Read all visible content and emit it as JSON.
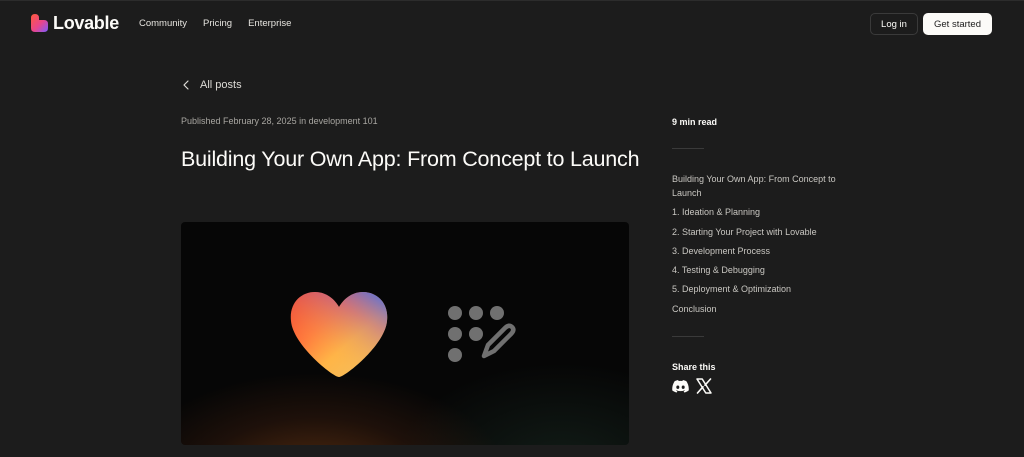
{
  "header": {
    "brand": "Lovable",
    "nav": [
      "Community",
      "Pricing",
      "Enterprise"
    ],
    "login_label": "Log in",
    "get_started_label": "Get started"
  },
  "article": {
    "back_label": "All posts",
    "published": "Published February 28, 2025 in development 101",
    "title": "Building Your Own App: From Concept to Launch"
  },
  "sidebar": {
    "read_time": "9 min read",
    "toc": [
      "Building Your Own App: From Concept to Launch",
      "1. Ideation & Planning",
      "2. Starting Your Project with Lovable",
      "3. Development Process",
      "4. Testing & Debugging",
      "5. Deployment & Optimization",
      "Conclusion"
    ],
    "share_label": "Share this",
    "share_icons": [
      "discord-icon",
      "x-icon"
    ]
  },
  "colors": {
    "background": "#1c1c1c",
    "text": "#fcfbf8",
    "muted": "#a8a6a1",
    "button_light": "#fcfbf8"
  }
}
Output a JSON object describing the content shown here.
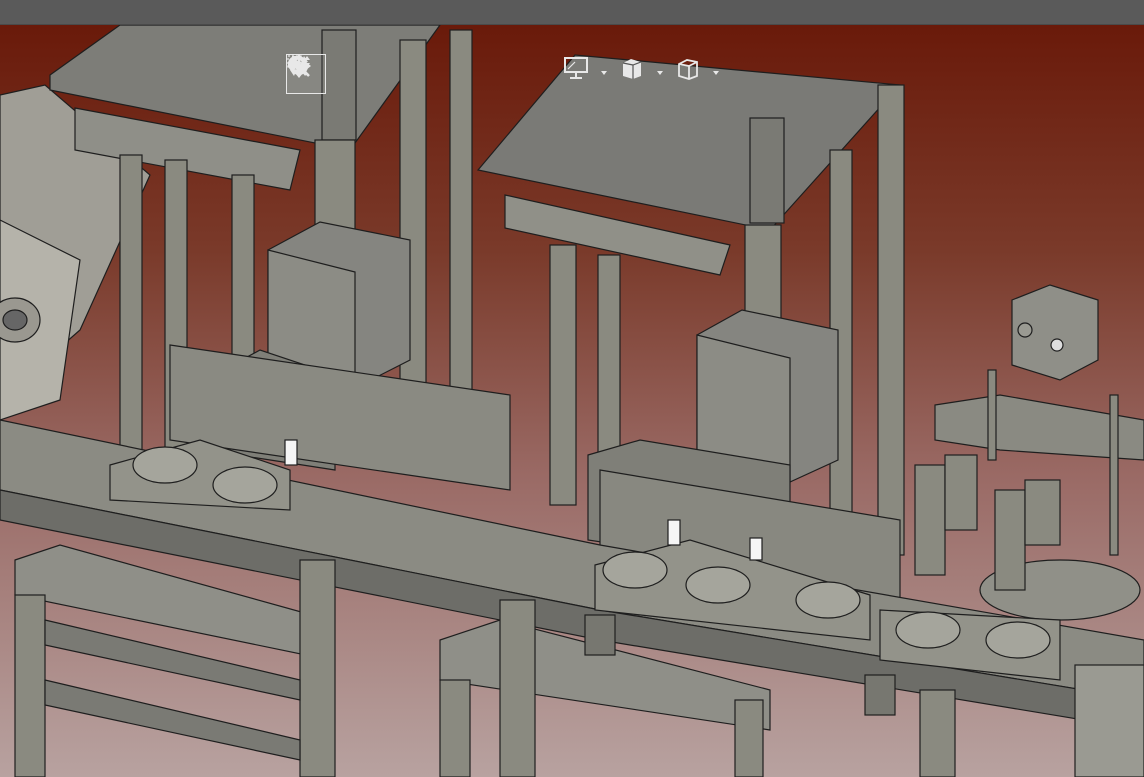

§ What you are asked to do
Your copy should hold every record word for word and none of the pictures.

§ Complete answer
Read all visible content and emit it as JSON.
{
  "header": {
    "brand": "Lovable",
    "nav": [
      "Community",
      "Pricing",
      "Enterprise"
    ],
    "login_label": "Log in",
    "get_started_label": "Get started"
  },
  "article": {
    "back_label": "All posts",
    "published": "Published February 28, 2025 in development 101",
    "title": "Building Your Own App: From Concept to Launch"
  },
  "sidebar": {
    "read_time": "9 min read",
    "toc": [
      "Building Your Own App: From Concept to Launch",
      "1. Ideation & Planning",
      "2. Starting Your Project with Lovable",
      "3. Development Process",
      "4. Testing & Debugging",
      "5. Deployment & Optimization",
      "Conclusion"
    ],
    "share_label": "Share this",
    "share_icons": [
      "discord-icon",
      "x-icon"
    ]
  },
  "colors": {
    "background": "#1c1c1c",
    "text": "#fcfbf8",
    "muted": "#a8a6a1",
    "button_light": "#fcfbf8"
  }
}
Output a JSON object describing the content shown here.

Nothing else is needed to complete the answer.